### INSTRUCTIONS FOR THE TASK
List the lines of this listing that hold the word "วประชาชน".

Collected data

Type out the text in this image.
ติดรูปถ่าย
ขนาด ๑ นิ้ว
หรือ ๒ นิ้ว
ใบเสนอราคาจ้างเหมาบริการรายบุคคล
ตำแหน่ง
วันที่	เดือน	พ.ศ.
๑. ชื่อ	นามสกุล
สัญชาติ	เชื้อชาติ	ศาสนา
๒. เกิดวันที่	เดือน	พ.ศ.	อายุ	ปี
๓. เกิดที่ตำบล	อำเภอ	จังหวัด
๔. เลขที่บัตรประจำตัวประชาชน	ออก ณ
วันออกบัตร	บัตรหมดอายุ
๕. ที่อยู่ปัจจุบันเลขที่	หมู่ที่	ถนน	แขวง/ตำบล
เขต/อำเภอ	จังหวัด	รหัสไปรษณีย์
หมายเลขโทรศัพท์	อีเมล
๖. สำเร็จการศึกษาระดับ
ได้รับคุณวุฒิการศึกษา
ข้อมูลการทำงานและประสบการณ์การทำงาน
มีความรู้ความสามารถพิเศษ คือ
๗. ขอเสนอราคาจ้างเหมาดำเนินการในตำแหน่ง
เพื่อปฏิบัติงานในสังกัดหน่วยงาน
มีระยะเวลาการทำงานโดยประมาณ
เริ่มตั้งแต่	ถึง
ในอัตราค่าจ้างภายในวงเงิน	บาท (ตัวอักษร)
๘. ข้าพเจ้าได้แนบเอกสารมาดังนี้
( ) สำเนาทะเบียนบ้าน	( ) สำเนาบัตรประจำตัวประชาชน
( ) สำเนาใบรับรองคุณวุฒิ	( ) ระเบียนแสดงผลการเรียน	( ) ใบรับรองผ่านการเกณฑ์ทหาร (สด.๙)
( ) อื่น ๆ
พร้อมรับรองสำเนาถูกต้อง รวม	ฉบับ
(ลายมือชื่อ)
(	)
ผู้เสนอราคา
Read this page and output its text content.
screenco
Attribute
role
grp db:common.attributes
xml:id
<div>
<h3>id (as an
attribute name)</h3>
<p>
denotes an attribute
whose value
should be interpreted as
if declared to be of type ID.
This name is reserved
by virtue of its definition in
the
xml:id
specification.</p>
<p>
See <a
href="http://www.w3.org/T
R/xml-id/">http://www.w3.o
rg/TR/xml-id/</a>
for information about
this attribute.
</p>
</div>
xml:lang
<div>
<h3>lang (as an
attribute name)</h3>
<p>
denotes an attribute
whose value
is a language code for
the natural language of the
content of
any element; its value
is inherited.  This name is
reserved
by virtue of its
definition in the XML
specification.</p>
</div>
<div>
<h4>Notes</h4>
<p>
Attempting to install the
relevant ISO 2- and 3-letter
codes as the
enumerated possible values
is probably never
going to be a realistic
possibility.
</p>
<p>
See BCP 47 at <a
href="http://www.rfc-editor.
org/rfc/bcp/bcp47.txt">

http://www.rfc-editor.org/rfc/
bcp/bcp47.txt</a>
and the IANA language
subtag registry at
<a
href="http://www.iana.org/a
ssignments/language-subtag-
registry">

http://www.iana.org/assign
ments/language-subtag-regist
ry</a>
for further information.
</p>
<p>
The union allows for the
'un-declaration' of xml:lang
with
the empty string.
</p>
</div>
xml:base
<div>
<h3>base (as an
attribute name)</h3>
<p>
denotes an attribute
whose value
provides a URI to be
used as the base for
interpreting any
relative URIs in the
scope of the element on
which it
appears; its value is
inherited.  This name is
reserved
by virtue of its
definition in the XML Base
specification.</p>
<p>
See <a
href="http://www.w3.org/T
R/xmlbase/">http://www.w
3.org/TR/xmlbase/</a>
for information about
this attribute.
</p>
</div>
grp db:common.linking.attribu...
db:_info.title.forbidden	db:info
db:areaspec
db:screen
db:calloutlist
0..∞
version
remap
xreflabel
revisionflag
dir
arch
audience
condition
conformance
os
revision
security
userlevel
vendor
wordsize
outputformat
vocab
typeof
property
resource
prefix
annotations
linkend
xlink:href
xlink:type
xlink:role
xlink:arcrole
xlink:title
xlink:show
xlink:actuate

### WORKED ANSWER
๔. เลขที่บัตรประจำตัวประชาชน	ออก ณ
( ) สำเนาทะเบียนบ้าน	( ) สำเนาบัตรประจำตัวประชาชน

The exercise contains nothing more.